— Start of Data rows —
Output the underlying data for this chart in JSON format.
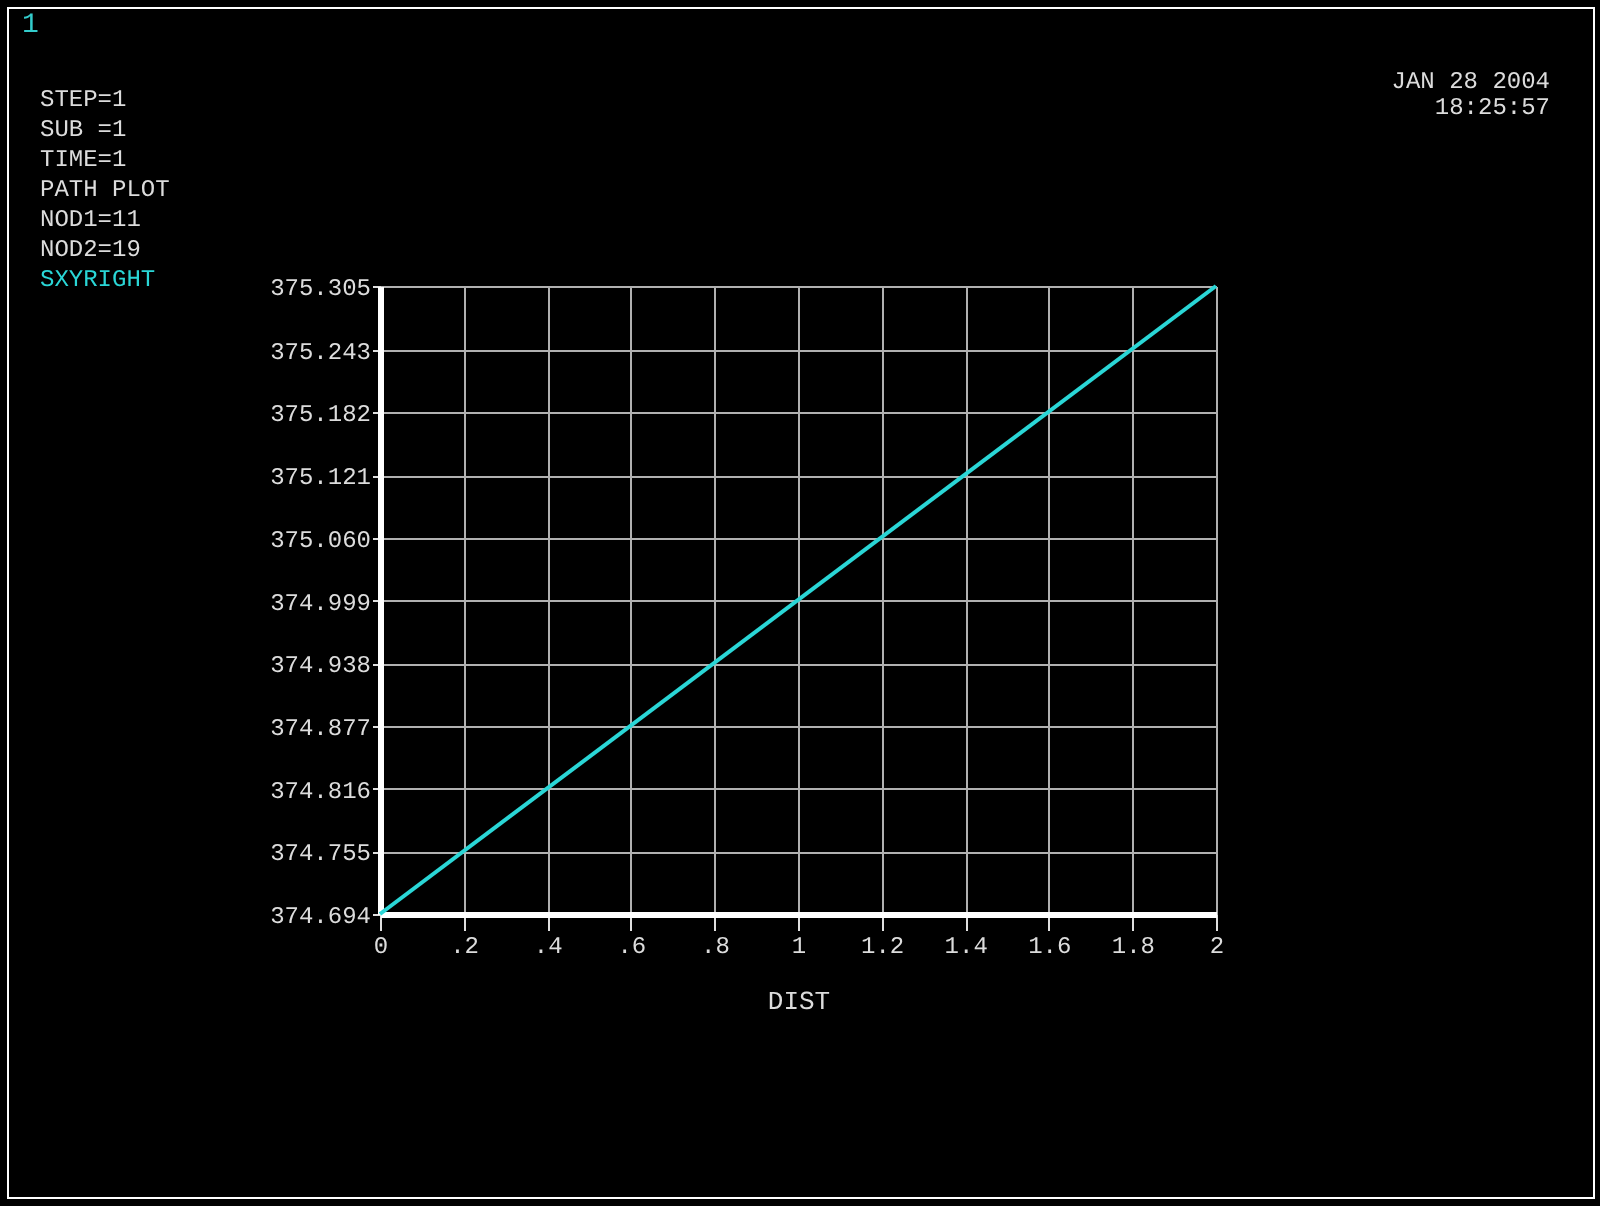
{
  "chart_data": {
    "type": "line",
    "xlabel": "DIST",
    "annotations": [
      "1",
      "STEP=1",
      "SUB =1",
      "TIME=1",
      "PATH PLOT",
      "NOD1=11",
      "NOD2=19",
      "JAN 28 2004",
      "18:25:57"
    ],
    "x": [
      0,
      2
    ],
    "series": [
      {
        "name": "SXYRIGHT",
        "color": "#2ad6d6",
        "values": [
          374.694,
          375.305
        ]
      }
    ],
    "xlim": [
      0,
      2
    ],
    "xticks": [
      0,
      {
        "value": 0.2,
        "label": ".2"
      },
      {
        "value": 0.4,
        "label": ".4"
      },
      {
        "value": 0.6,
        "label": ".6"
      },
      {
        "value": 0.8,
        "label": ".8"
      },
      1,
      1.2,
      1.4,
      1.6,
      1.8,
      2
    ],
    "ylim": [
      374.694,
      375.305
    ],
    "yticks": [
      374.694,
      374.755,
      374.816,
      374.877,
      374.938,
      374.999,
      {
        "value": 375.06,
        "label": "375.060"
      },
      375.121,
      375.182,
      375.243,
      375.305
    ],
    "grid": true,
    "legend": "top left",
    "line_style": "solid"
  }
}
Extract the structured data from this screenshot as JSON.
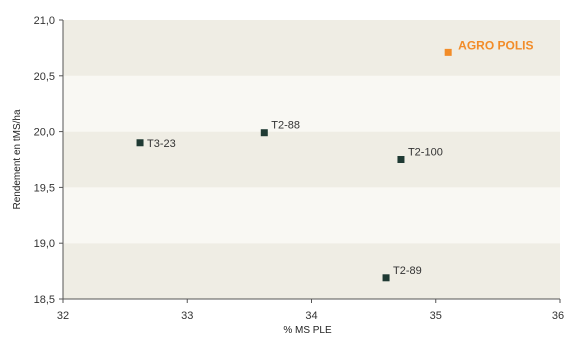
{
  "colors": {
    "band_dark": "#efede4",
    "band_light": "#f9f8f3",
    "axis": "#555555",
    "point": "#1f3a33",
    "highlight": "#f28c28"
  },
  "chart_data": {
    "type": "scatter",
    "title": "",
    "xlabel": "% MS PLE",
    "ylabel": "Rendement en tMS/ha",
    "xlim": [
      32,
      36
    ],
    "ylim": [
      18.5,
      21.0
    ],
    "xticks": [
      "32",
      "33",
      "34",
      "35",
      "36"
    ],
    "xtick_values": [
      32,
      33,
      34,
      35,
      36
    ],
    "yticks": [
      "18,5",
      "19,0",
      "19,5",
      "20,0",
      "20,5",
      "21,0"
    ],
    "ytick_values": [
      18.5,
      19.0,
      19.5,
      20.0,
      20.5,
      21.0
    ],
    "grid": "alternating horizontal bands",
    "points": [
      {
        "label": "T3-23",
        "x": 32.62,
        "y": 19.9,
        "highlight": false
      },
      {
        "label": "T2-88",
        "x": 33.62,
        "y": 19.99,
        "highlight": false
      },
      {
        "label": "T2-100",
        "x": 34.72,
        "y": 19.75,
        "highlight": false
      },
      {
        "label": "T2-89",
        "x": 34.6,
        "y": 18.69,
        "highlight": false
      },
      {
        "label": "AGRO POLIS",
        "x": 35.1,
        "y": 20.71,
        "highlight": true
      }
    ]
  }
}
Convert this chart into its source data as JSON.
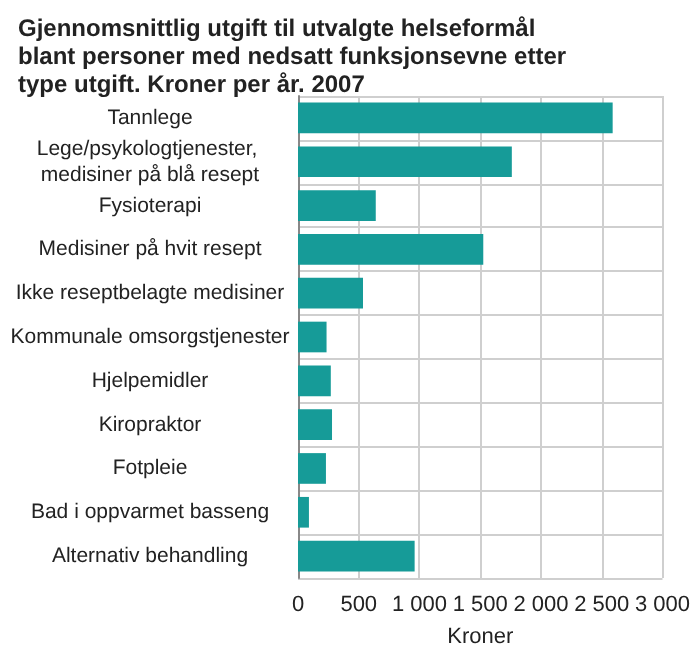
— End of Data rows —
## Task objective
Identify and copy all lines with the word "JSON".

## The completed task
Output the underlying data for this chart in JSON format.
Extract the structured data from this screenshot as JSON.
Convert this chart into its source data as JSON.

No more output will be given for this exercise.